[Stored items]
········

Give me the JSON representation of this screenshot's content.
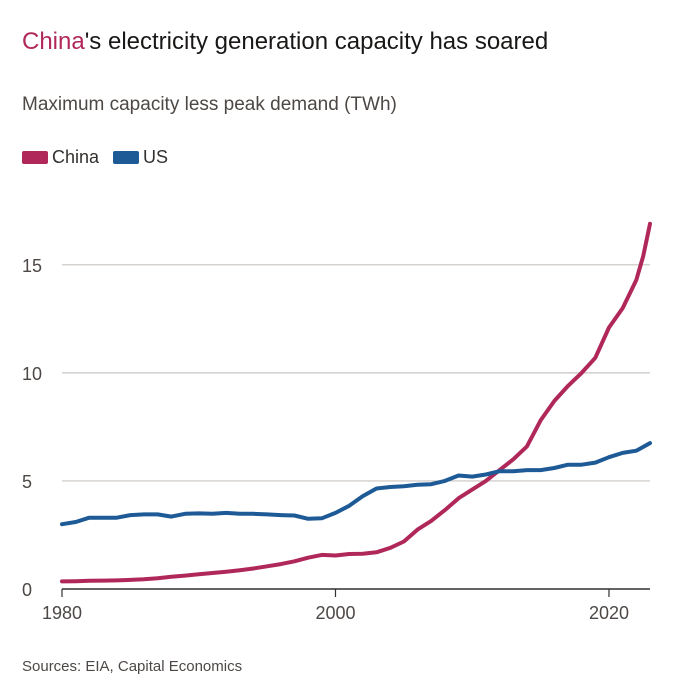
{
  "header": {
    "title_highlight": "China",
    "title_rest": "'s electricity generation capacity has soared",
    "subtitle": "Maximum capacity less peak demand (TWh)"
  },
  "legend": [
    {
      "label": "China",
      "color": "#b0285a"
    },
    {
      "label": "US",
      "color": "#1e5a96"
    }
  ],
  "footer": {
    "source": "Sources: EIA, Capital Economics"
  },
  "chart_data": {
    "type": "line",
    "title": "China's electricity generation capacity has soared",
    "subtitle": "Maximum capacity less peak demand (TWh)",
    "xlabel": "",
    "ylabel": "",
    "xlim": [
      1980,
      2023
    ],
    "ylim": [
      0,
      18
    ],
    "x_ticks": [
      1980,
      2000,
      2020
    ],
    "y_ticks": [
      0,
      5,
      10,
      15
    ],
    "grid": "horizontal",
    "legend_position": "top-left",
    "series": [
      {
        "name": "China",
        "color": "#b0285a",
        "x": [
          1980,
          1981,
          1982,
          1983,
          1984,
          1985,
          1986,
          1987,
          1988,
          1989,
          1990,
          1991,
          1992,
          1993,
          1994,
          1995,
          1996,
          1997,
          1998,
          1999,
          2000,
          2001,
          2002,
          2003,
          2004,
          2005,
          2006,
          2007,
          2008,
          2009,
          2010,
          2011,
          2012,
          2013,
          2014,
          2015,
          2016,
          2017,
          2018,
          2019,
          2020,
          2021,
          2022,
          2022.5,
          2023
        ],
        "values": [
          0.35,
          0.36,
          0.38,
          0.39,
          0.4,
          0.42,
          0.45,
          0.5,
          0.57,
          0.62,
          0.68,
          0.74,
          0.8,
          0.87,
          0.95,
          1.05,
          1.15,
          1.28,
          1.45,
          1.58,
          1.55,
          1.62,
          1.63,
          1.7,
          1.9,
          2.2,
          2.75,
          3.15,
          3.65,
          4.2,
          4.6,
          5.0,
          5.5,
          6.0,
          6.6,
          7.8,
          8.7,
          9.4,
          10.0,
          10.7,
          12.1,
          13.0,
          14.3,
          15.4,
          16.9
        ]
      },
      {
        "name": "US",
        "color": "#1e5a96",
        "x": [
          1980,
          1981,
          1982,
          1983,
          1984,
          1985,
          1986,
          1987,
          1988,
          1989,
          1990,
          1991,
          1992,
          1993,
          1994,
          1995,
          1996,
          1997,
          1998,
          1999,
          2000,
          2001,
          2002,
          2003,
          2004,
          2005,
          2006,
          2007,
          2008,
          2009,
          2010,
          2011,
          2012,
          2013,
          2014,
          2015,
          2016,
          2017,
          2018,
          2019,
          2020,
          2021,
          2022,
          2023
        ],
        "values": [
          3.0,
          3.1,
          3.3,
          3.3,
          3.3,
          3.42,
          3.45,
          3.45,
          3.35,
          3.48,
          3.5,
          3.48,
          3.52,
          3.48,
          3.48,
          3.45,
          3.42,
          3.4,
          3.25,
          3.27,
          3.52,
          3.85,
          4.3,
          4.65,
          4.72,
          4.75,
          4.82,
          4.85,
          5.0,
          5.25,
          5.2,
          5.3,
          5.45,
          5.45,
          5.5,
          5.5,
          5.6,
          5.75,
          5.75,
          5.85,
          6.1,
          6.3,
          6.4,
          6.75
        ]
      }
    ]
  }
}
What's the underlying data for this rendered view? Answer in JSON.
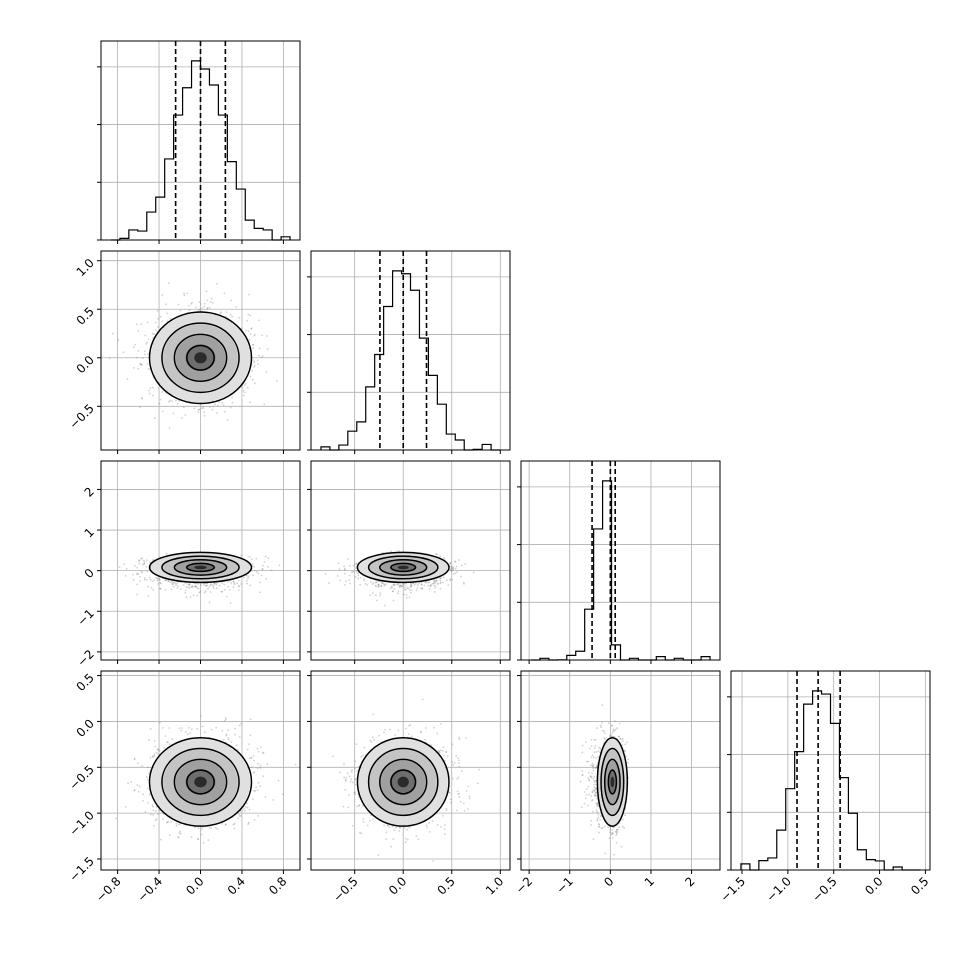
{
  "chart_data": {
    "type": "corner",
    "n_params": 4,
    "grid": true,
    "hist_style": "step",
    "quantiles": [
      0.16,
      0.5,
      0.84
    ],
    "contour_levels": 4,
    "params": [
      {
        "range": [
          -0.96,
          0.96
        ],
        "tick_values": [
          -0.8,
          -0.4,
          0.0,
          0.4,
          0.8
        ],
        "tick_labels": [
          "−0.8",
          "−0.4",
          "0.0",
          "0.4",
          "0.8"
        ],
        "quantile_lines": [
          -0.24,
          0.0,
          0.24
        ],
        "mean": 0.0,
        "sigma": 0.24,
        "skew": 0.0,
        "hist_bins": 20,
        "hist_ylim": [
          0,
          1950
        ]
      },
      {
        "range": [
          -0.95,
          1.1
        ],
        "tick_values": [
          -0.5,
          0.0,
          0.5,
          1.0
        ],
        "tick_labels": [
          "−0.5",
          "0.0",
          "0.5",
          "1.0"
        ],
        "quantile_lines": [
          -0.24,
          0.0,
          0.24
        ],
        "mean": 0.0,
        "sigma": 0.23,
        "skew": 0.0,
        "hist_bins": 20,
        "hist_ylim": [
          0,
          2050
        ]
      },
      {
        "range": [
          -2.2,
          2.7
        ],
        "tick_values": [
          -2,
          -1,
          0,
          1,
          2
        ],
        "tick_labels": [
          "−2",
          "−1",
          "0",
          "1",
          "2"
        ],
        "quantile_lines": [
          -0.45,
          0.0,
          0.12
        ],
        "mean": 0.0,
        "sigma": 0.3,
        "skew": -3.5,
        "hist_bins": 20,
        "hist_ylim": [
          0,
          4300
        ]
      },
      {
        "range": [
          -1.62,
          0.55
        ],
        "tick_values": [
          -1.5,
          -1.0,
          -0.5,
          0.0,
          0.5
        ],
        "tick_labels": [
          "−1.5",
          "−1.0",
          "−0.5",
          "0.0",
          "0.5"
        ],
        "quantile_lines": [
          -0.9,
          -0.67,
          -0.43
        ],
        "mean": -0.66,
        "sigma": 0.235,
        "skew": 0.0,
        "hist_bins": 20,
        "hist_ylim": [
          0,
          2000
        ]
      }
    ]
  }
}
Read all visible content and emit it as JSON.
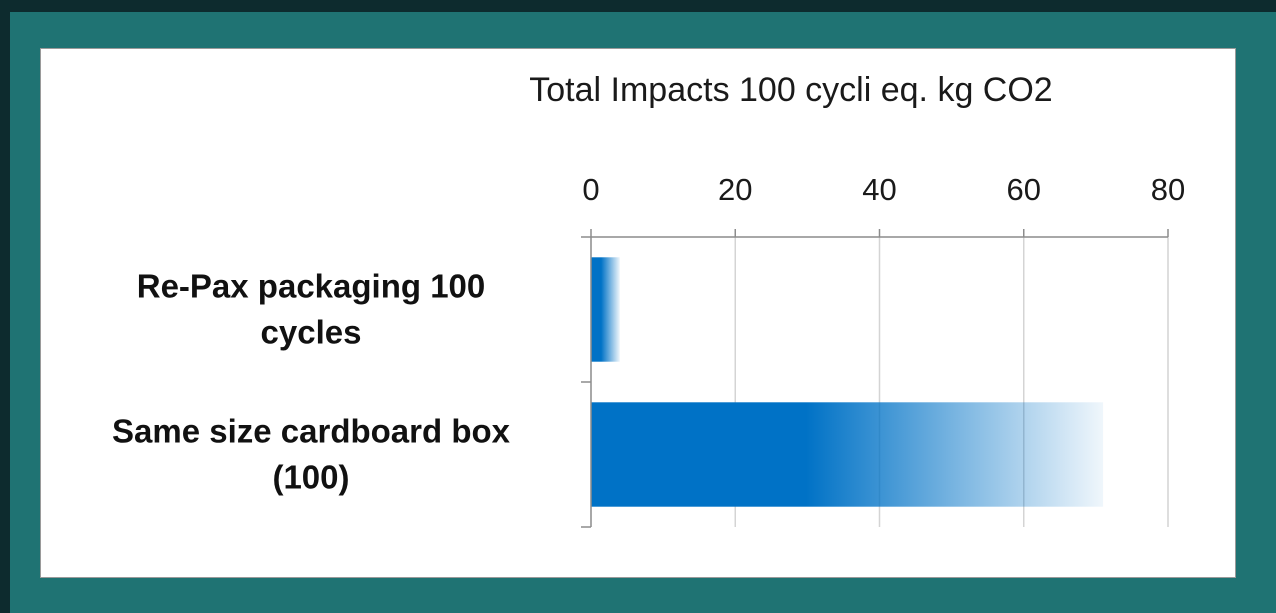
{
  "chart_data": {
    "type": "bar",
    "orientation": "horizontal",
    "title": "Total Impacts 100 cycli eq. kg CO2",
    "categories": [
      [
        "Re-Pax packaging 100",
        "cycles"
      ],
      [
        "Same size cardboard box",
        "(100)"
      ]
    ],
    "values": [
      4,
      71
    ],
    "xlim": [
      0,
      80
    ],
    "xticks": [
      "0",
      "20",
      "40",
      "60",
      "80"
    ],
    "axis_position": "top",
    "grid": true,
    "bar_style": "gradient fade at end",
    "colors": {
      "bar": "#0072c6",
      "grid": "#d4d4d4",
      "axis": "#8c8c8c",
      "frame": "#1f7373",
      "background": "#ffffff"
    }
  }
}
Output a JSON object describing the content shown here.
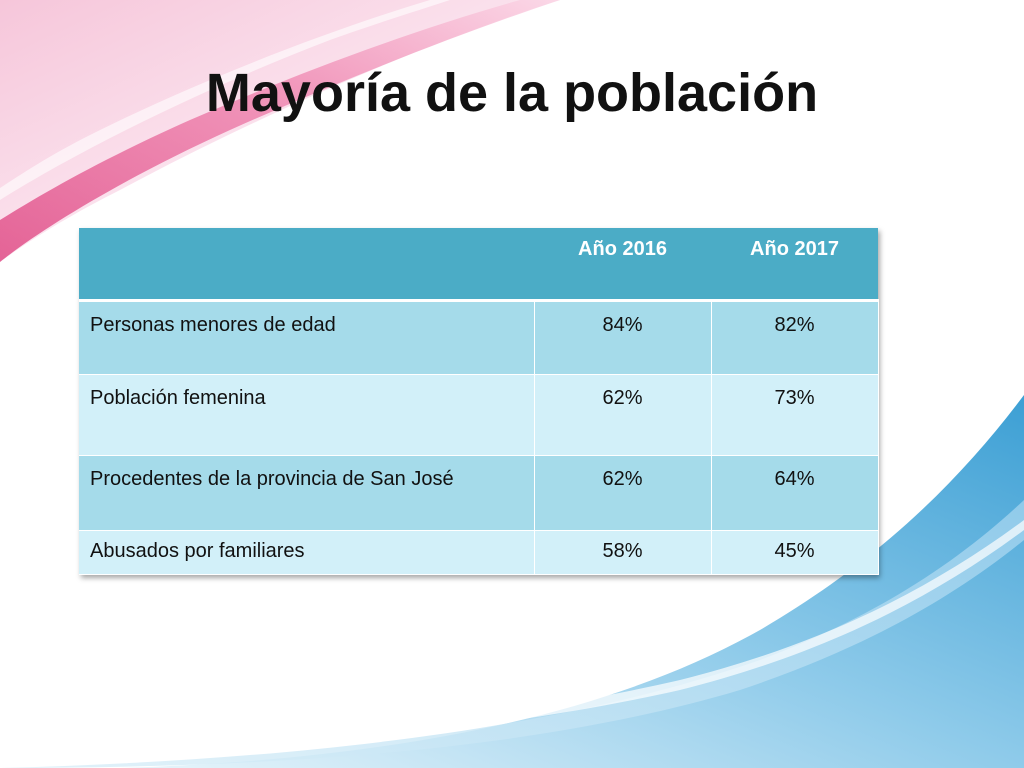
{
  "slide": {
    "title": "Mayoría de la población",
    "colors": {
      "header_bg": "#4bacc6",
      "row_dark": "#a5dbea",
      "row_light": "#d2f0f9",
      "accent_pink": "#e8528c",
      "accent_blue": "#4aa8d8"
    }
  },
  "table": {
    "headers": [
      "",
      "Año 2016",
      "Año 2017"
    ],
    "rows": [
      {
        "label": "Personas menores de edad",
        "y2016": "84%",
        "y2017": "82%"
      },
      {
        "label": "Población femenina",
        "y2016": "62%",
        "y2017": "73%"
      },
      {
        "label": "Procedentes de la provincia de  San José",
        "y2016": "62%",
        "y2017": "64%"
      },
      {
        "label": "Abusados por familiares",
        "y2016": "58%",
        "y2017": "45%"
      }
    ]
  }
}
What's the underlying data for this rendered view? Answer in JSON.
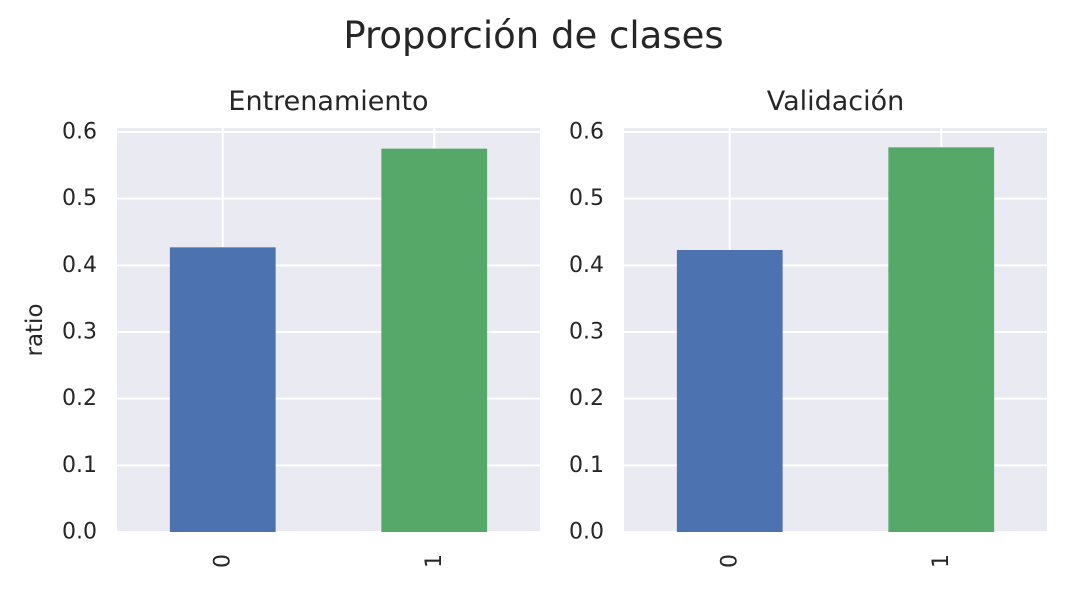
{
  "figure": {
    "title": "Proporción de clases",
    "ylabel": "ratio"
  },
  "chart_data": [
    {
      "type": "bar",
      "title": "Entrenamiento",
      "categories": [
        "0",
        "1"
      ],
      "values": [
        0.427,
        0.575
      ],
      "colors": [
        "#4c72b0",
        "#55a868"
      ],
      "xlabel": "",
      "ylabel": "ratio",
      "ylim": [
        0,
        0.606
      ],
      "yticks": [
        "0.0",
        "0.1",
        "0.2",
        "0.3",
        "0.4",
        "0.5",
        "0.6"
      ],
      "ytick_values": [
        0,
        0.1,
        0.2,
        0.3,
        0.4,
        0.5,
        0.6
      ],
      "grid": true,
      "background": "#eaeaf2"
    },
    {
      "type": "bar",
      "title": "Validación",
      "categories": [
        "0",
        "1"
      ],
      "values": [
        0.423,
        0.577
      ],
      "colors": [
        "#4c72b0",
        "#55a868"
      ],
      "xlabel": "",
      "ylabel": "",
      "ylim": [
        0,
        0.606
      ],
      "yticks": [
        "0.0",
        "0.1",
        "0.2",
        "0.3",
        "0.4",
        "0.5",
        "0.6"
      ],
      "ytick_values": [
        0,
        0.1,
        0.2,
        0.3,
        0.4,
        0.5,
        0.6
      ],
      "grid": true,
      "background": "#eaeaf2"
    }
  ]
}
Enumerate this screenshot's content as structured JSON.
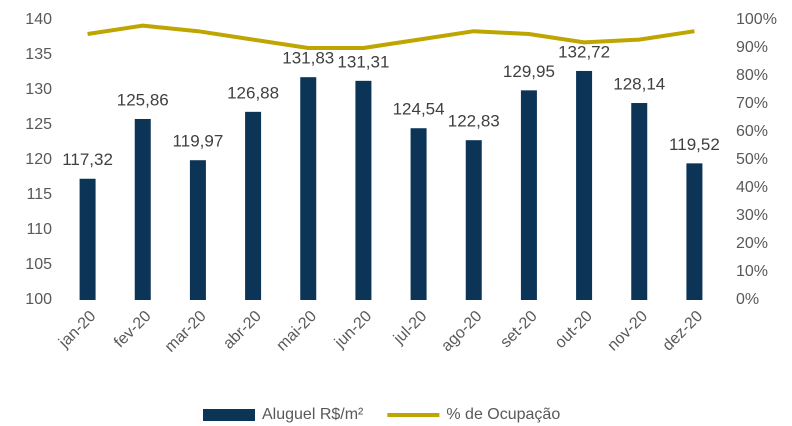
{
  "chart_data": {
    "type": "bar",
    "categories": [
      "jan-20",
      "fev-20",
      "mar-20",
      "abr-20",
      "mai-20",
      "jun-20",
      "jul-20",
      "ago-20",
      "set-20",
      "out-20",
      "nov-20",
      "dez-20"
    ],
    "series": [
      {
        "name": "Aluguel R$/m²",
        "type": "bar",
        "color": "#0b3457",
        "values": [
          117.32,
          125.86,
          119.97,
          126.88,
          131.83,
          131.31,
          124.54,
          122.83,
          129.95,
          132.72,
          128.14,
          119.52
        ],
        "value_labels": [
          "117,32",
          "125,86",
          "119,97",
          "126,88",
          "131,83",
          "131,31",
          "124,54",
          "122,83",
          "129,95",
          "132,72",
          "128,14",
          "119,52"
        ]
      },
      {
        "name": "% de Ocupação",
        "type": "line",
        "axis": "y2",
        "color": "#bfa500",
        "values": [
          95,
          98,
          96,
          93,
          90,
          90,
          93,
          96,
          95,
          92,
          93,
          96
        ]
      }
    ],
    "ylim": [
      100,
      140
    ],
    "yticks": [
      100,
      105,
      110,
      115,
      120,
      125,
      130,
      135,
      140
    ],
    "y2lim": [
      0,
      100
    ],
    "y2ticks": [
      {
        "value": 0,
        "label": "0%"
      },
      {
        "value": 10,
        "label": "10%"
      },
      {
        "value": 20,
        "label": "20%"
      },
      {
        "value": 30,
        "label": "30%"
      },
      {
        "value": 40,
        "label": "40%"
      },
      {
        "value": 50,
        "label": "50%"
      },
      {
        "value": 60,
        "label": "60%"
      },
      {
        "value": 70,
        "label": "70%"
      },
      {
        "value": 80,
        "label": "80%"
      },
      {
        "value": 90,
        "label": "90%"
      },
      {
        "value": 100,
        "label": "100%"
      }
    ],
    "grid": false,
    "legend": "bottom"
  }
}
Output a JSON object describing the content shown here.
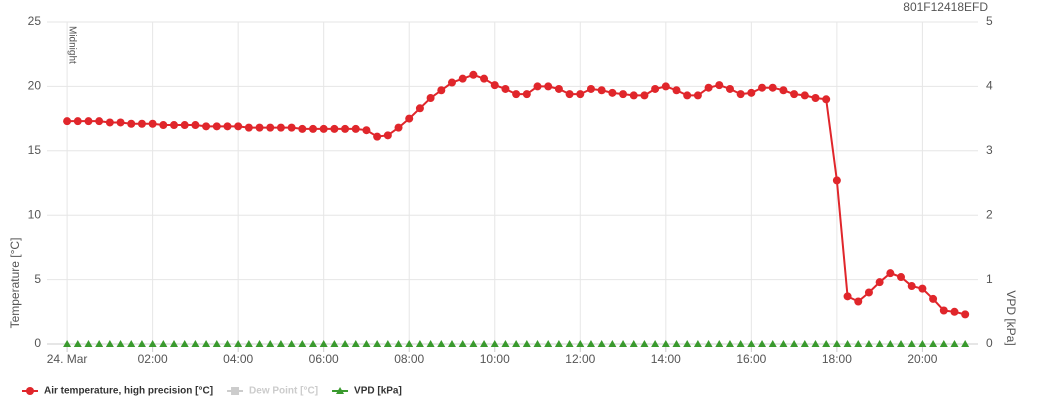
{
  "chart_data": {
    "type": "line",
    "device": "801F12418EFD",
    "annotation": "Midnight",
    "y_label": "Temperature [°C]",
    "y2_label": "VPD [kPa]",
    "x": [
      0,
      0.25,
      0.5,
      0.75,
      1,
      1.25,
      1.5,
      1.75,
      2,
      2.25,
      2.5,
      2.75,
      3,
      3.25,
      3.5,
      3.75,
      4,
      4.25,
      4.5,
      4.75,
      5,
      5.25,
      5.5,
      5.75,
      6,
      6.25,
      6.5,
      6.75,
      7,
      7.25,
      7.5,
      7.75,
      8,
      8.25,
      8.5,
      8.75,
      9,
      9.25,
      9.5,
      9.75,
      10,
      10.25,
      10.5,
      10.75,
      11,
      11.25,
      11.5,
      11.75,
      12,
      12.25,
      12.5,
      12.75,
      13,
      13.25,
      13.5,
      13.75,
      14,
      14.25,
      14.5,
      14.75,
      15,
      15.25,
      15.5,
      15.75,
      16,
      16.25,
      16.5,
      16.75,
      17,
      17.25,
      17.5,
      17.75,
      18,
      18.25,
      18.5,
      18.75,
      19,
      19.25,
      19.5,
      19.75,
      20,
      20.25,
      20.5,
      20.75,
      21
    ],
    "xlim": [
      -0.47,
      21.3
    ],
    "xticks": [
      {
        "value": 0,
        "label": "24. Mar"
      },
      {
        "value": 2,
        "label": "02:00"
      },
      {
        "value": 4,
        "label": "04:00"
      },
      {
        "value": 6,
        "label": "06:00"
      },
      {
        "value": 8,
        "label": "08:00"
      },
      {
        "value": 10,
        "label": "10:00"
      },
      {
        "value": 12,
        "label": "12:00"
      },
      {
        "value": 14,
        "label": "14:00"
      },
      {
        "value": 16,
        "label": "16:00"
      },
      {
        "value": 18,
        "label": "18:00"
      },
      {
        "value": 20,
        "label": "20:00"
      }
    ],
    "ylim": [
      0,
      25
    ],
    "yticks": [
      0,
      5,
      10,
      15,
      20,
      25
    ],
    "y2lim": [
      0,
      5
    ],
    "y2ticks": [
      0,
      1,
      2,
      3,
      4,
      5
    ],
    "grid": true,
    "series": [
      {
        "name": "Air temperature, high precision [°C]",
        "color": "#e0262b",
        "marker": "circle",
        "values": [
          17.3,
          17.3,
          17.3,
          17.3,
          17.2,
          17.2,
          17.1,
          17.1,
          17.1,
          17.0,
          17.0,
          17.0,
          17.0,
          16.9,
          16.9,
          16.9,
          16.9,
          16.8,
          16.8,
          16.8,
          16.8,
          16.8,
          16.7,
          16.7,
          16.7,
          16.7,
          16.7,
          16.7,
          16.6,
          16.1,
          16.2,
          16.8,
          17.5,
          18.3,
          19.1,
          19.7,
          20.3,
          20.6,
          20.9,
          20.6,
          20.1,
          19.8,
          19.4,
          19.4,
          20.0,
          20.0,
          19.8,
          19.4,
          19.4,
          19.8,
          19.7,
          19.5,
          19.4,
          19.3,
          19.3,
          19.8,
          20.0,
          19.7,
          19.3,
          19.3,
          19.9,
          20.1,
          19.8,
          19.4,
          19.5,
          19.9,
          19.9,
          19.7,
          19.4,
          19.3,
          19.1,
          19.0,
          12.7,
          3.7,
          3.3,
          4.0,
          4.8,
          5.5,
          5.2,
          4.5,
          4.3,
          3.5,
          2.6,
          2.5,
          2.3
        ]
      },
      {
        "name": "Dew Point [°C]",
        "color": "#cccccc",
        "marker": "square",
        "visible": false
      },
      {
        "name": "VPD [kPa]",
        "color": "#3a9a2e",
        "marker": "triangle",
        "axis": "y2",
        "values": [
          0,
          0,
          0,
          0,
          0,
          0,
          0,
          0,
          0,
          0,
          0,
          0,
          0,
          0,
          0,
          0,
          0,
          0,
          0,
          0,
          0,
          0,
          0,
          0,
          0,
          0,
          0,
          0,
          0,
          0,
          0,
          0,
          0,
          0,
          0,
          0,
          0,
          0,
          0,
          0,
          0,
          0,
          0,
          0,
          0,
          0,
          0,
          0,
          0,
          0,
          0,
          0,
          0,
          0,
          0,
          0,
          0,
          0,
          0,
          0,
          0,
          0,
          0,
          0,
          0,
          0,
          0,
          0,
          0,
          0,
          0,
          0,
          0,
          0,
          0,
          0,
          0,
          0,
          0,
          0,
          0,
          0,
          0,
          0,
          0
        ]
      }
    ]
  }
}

········

**TASK OBJECTIVE**
Make a list of all lines in the data that contain "capacity".

**ANSWER TO THE EXERCISE**
    "title_rest": "'s electricity generation capacity has soared",
    "subtitle": "Maximum capacity less peak demand (TWh)"
    "title": "China's electricity generation capacity has soared",
    "subtitle": "Maximum capacity less peak demand (TWh)",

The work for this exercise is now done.